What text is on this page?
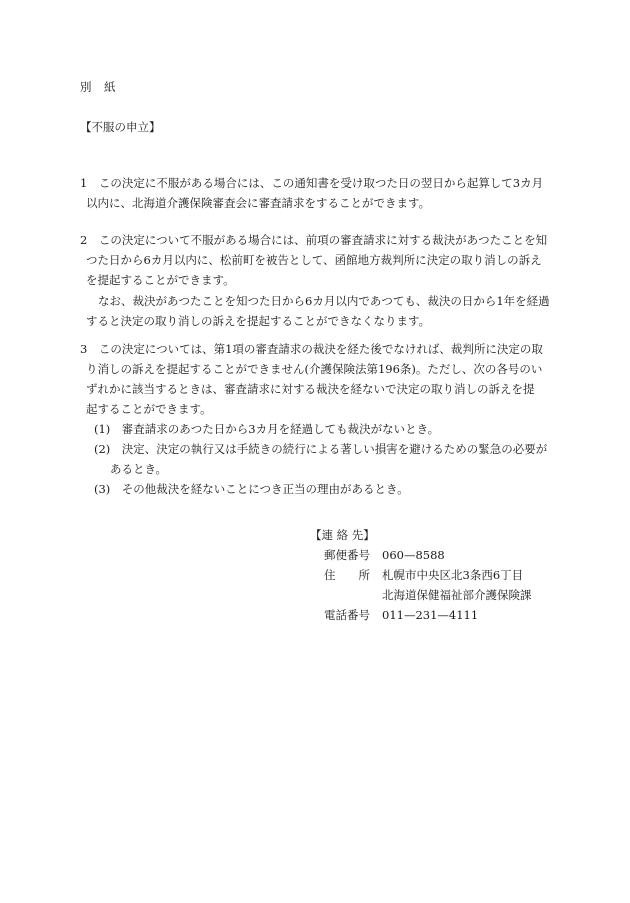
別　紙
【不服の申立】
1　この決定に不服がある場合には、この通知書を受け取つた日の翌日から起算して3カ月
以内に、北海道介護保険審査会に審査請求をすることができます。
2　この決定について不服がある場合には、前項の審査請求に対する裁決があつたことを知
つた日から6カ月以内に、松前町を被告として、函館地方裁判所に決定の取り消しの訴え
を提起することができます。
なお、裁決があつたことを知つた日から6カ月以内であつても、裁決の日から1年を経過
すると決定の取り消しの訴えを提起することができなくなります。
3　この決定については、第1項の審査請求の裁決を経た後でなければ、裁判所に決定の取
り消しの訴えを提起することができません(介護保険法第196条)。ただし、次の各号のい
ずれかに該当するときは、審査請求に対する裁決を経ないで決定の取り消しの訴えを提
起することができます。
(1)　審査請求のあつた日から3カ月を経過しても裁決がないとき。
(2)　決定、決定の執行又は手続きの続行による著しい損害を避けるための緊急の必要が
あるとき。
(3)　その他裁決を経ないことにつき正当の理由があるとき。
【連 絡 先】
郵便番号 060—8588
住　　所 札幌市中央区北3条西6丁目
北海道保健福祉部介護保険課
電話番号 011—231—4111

-=-=-=-=-

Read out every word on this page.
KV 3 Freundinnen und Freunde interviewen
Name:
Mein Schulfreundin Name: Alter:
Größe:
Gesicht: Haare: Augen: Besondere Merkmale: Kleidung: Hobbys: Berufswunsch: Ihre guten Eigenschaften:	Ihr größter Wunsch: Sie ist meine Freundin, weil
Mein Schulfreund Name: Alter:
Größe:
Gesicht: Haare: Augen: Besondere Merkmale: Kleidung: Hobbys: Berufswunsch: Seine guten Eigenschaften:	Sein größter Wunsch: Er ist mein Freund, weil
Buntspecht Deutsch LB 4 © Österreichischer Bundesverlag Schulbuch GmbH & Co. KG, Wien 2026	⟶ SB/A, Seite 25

-=-=-=-=-

**Task prompt**.
Write out every line from the entries where "Name" appears.

**Solution**.
Name:
Mein Schulfreundin Name: Alter:
Mein Schulfreund Name: Alter:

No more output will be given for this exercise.